■ **A run of records**:
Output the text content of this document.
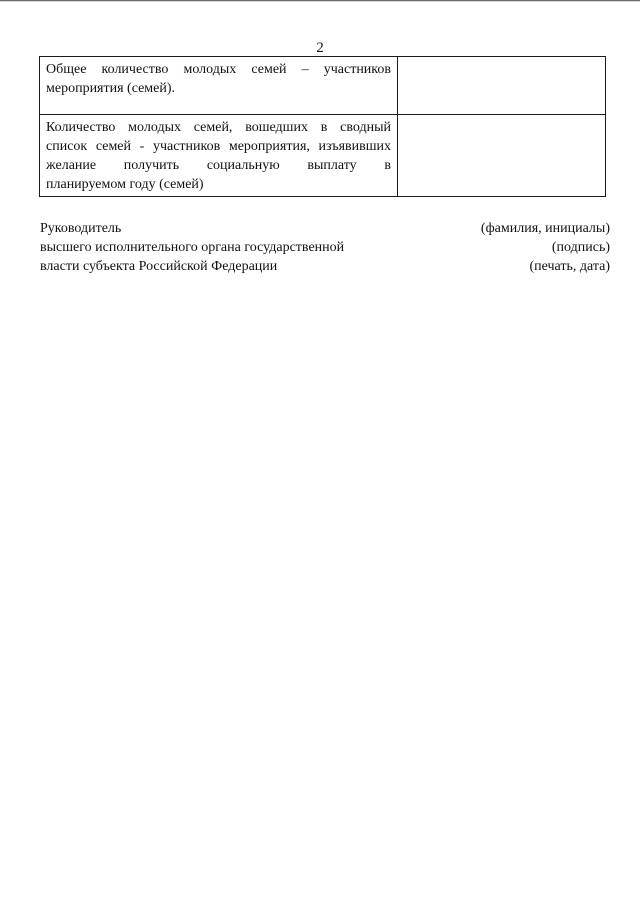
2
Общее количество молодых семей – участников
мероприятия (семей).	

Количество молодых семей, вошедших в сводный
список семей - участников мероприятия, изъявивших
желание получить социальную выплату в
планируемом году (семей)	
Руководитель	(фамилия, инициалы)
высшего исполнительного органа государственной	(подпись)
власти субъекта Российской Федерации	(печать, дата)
---
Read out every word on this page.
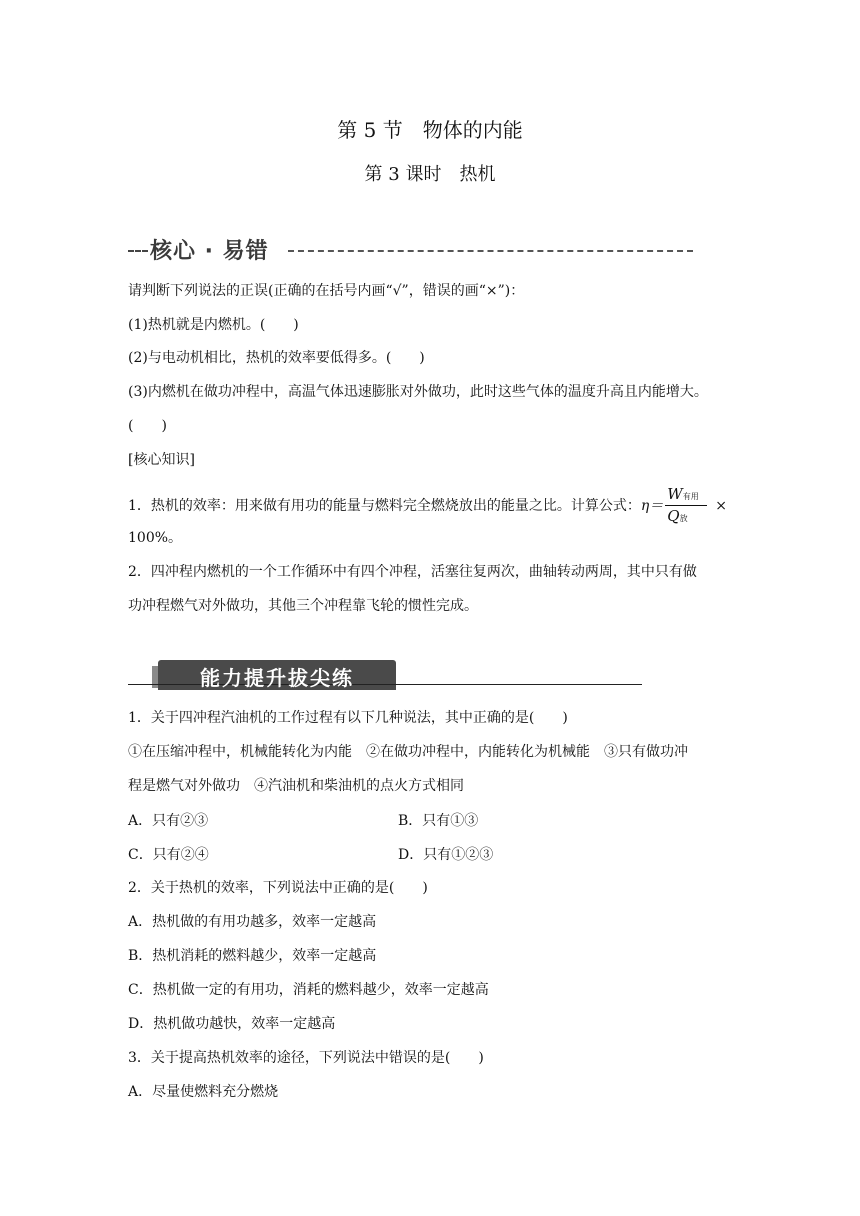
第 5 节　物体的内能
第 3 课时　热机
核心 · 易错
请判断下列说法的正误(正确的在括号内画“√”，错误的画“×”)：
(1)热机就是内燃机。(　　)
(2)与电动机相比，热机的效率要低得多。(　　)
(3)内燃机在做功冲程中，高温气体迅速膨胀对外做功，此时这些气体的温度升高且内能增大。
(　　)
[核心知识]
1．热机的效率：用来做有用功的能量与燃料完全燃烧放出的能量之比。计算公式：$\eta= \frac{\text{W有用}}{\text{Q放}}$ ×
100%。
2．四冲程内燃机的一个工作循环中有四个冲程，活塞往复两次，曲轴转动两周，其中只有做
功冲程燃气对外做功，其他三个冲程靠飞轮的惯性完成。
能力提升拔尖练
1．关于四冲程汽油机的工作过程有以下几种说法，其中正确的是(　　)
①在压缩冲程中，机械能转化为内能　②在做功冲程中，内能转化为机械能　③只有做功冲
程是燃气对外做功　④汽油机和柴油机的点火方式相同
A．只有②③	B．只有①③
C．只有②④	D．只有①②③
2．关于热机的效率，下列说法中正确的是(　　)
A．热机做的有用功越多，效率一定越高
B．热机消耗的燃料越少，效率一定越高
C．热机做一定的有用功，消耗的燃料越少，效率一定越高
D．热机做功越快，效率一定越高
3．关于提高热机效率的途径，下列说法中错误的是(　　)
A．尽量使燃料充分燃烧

■ **What the exercise asks**: Track down all lines above with the string "мероприятия" and copy them.

■ **Full output**:
мероприятия (семей).	
список семей - участников мероприятия, изъявивших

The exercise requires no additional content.